REQUIREMENT - Extract the entries in their exact form.

[start of RECORDS FOR THE EXERCISE]

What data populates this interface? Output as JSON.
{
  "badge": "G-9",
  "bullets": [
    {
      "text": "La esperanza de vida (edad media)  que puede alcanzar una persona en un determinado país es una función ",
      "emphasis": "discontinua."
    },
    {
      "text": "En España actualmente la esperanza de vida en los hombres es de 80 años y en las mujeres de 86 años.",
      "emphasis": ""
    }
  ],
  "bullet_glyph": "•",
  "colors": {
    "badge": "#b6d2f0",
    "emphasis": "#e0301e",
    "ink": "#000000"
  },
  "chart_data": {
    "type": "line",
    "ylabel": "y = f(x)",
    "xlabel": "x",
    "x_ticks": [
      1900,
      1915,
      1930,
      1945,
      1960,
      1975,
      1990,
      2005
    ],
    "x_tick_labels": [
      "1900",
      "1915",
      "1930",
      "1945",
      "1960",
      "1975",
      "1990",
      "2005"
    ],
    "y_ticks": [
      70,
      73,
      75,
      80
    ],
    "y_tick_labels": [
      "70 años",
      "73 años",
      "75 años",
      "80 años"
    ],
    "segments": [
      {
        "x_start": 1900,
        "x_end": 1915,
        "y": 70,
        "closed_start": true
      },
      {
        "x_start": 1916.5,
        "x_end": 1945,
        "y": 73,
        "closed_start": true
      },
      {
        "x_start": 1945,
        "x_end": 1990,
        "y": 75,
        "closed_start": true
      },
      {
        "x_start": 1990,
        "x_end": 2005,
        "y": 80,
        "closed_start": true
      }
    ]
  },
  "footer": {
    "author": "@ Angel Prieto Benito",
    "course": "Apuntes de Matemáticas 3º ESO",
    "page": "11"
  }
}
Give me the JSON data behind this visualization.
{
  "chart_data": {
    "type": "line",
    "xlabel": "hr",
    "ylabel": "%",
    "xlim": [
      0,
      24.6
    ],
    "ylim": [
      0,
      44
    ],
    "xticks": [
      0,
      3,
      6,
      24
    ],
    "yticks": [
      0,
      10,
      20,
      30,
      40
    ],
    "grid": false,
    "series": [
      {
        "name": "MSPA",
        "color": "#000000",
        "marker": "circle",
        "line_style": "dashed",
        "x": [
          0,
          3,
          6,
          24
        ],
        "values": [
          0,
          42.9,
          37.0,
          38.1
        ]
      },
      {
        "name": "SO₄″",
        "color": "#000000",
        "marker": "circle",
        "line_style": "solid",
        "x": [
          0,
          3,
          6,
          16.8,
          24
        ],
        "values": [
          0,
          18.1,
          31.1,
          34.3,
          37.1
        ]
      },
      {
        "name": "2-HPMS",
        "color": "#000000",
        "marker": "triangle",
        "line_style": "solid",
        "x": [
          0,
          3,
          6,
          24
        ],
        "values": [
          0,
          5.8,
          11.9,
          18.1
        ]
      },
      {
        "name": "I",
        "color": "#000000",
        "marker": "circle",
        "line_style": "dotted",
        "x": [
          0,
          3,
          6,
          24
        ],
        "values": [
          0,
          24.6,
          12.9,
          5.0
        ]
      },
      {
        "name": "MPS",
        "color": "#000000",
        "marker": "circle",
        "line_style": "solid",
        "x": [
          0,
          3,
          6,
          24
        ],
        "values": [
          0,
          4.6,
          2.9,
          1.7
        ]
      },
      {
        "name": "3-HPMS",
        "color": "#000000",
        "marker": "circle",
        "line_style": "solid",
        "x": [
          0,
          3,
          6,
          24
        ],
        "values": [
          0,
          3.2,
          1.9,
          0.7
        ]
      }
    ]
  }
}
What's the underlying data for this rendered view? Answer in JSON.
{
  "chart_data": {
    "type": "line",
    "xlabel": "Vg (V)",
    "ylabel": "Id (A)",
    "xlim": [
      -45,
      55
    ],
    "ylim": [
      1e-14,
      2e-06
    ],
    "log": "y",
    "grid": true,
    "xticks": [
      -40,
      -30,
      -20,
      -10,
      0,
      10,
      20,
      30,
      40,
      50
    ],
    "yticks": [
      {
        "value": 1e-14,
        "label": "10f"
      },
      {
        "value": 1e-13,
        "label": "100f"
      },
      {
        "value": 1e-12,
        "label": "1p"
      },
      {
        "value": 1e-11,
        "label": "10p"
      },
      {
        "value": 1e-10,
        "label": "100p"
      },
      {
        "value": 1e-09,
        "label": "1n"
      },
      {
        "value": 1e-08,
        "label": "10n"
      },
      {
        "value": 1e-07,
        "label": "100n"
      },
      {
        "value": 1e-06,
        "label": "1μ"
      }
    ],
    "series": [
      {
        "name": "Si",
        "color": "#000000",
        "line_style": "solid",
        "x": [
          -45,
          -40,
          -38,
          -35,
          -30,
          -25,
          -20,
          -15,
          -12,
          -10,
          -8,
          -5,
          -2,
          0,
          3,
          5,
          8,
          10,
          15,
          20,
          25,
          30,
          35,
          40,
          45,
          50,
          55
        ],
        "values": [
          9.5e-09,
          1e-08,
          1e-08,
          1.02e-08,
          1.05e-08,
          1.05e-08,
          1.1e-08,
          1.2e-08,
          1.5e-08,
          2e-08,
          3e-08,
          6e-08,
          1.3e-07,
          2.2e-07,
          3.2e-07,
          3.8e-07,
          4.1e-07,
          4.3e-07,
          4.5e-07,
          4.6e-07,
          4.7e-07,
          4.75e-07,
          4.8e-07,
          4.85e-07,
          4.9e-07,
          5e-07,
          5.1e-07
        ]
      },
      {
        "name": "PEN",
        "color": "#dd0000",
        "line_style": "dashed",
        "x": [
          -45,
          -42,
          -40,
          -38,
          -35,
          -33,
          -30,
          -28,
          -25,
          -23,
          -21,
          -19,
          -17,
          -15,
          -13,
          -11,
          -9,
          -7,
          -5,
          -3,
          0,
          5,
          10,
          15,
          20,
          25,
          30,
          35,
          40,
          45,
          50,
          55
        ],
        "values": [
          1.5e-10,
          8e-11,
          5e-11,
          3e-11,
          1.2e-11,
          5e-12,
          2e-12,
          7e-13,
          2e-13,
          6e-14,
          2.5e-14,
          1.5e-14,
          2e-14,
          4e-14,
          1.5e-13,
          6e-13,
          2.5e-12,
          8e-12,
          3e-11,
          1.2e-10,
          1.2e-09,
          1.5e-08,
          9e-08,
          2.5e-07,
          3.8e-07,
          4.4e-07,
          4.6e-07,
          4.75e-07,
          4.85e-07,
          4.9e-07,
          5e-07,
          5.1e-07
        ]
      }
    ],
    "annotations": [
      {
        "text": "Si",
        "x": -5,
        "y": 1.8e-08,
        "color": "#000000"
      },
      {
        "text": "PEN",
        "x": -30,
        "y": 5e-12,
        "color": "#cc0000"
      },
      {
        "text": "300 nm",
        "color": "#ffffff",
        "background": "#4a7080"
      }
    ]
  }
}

[end of RECORDS FOR THE EXERCISE]

TASK ANSWER -
What data populates this interface? Output as JSON.
{
  "badge": "G-9",
  "bullets": [
    {
      "text": "La esperanza de vida (edad media)  que puede alcanzar una persona en un determinado país es una función ",
      "emphasis": "discontinua."
    },
    {
      "text": "En España actualmente la esperanza de vida en los hombres es de 80 años y en las mujeres de 86 años.",
      "emphasis": ""
    }
  ],
  "bullet_glyph": "•",
  "colors": {
    "badge": "#b6d2f0",
    "emphasis": "#e0301e",
    "ink": "#000000"
  },
  "chart_data": {
    "type": "line",
    "ylabel": "y = f(x)",
    "xlabel": "x",
    "x_ticks": [
      1900,
      1915,
      1930,
      1945,
      1960,
      1975,
      1990,
      2005
    ],
    "x_tick_labels": [
      "1900",
      "1915",
      "1930",
      "1945",
      "1960",
      "1975",
      "1990",
      "2005"
    ],
    "y_ticks": [
      70,
      73,
      75,
      80
    ],
    "y_tick_labels": [
      "70 años",
      "73 años",
      "75 años",
      "80 años"
    ],
    "segments": [
      {
        "x_start": 1900,
        "x_end": 1915,
        "y": 70,
        "closed_start": true
      },
      {
        "x_start": 1916.5,
        "x_end": 1945,
        "y": 73,
        "closed_start": true
      },
      {
        "x_start": 1945,
        "x_end": 1990,
        "y": 75,
        "closed_start": true
      },
      {
        "x_start": 1990,
        "x_end": 2005,
        "y": 80,
        "closed_start": true
      }
    ]
  },
  "footer": {
    "author": "@ Angel Prieto Benito",
    "course": "Apuntes de Matemáticas 3º ESO",
    "page": "11"
  }
}
Give me the JSON data behind this visualization.
{
  "chart_data": {
    "type": "line",
    "xlabel": "hr",
    "ylabel": "%",
    "xlim": [
      0,
      24.6
    ],
    "ylim": [
      0,
      44
    ],
    "xticks": [
      0,
      3,
      6,
      24
    ],
    "yticks": [
      0,
      10,
      20,
      30,
      40
    ],
    "grid": false,
    "series": [
      {
        "name": "MSPA",
        "color": "#000000",
        "marker": "circle",
        "line_style": "dashed",
        "x": [
          0,
          3,
          6,
          24
        ],
        "values": [
          0,
          42.9,
          37.0,
          38.1
        ]
      },
      {
        "name": "SO₄″",
        "color": "#000000",
        "marker": "circle",
        "line_style": "solid",
        "x": [
          0,
          3,
          6,
          16.8,
          24
        ],
        "values": [
          0,
          18.1,
          31.1,
          34.3,
          37.1
        ]
      },
      {
        "name": "2-HPMS",
        "color": "#000000",
        "marker": "triangle",
        "line_style": "solid",
        "x": [
          0,
          3,
          6,
          24
        ],
        "values": [
          0,
          5.8,
          11.9,
          18.1
        ]
      },
      {
        "name": "I",
        "color": "#000000",
        "marker": "circle",
        "line_style": "dotted",
        "x": [
          0,
          3,
          6,
          24
        ],
        "values": [
          0,
          24.6,
          12.9,
          5.0
        ]
      },
      {
        "name": "MPS",
        "color": "#000000",
        "marker": "circle",
        "line_style": "solid",
        "x": [
          0,
          3,
          6,
          24
        ],
        "values": [
          0,
          4.6,
          2.9,
          1.7
        ]
      },
      {
        "name": "3-HPMS",
        "color": "#000000",
        "marker": "circle",
        "line_style": "solid",
        "x": [
          0,
          3,
          6,
          24
        ],
        "values": [
          0,
          3.2,
          1.9,
          0.7
        ]
      }
    ]
  }
}
What's the underlying data for this rendered view? Answer in JSON.
{
  "chart_data": {
    "type": "line",
    "xlabel": "Vg (V)",
    "ylabel": "Id (A)",
    "xlim": [
      -45,
      55
    ],
    "ylim": [
      1e-14,
      2e-06
    ],
    "log": "y",
    "grid": true,
    "xticks": [
      -40,
      -30,
      -20,
      -10,
      0,
      10,
      20,
      30,
      40,
      50
    ],
    "yticks": [
      {
        "value": 1e-14,
        "label": "10f"
      },
      {
        "value": 1e-13,
        "label": "100f"
      },
      {
        "value": 1e-12,
        "label": "1p"
      },
      {
        "value": 1e-11,
        "label": "10p"
      },
      {
        "value": 1e-10,
        "label": "100p"
      },
      {
        "value": 1e-09,
        "label": "1n"
      },
      {
        "value": 1e-08,
        "label": "10n"
      },
      {
        "value": 1e-07,
        "label": "100n"
      },
      {
        "value": 1e-06,
        "label": "1μ"
      }
    ],
    "series": [
      {
        "name": "Si",
        "color": "#000000",
        "line_style": "solid",
        "x": [
          -45,
          -40,
          -38,
          -35,
          -30,
          -25,
          -20,
          -15,
          -12,
          -10,
          -8,
          -5,
          -2,
          0,
          3,
          5,
          8,
          10,
          15,
          20,
          25,
          30,
          35,
          40,
          45,
          50,
          55
        ],
        "values": [
          9.5e-09,
          1e-08,
          1e-08,
          1.02e-08,
          1.05e-08,
          1.05e-08,
          1.1e-08,
          1.2e-08,
          1.5e-08,
          2e-08,
          3e-08,
          6e-08,
          1.3e-07,
          2.2e-07,
          3.2e-07,
          3.8e-07,
          4.1e-07,
          4.3e-07,
          4.5e-07,
          4.6e-07,
          4.7e-07,
          4.75e-07,
          4.8e-07,
          4.85e-07,
          4.9e-07,
          5e-07,
          5.1e-07
        ]
      },
      {
        "name": "PEN",
        "color": "#dd0000",
        "line_style": "dashed",
        "x": [
          -45,
          -42,
          -40,
          -38,
          -35,
          -33,
          -30,
          -28,
          -25,
          -23,
          -21,
          -19,
          -17,
          -15,
          -13,
          -11,
          -9,
          -7,
          -5,
          -3,
          0,
          5,
          10,
          15,
          20,
          25,
          30,
          35,
          40,
          45,
          50,
          55
        ],
        "values": [
          1.5e-10,
          8e-11,
          5e-11,
          3e-11,
          1.2e-11,
          5e-12,
          2e-12,
          7e-13,
          2e-13,
          6e-14,
          2.5e-14,
          1.5e-14,
          2e-14,
          4e-14,
          1.5e-13,
          6e-13,
          2.5e-12,
          8e-12,
          3e-11,
          1.2e-10,
          1.2e-09,
          1.5e-08,
          9e-08,
          2.5e-07,
          3.8e-07,
          4.4e-07,
          4.6e-07,
          4.75e-07,
          4.85e-07,
          4.9e-07,
          5e-07,
          5.1e-07
        ]
      }
    ],
    "annotations": [
      {
        "text": "Si",
        "x": -5,
        "y": 1.8e-08,
        "color": "#000000"
      },
      {
        "text": "PEN",
        "x": -30,
        "y": 5e-12,
        "color": "#cc0000"
      },
      {
        "text": "300 nm",
        "color": "#ffffff",
        "background": "#4a7080"
      }
    ]
  }
}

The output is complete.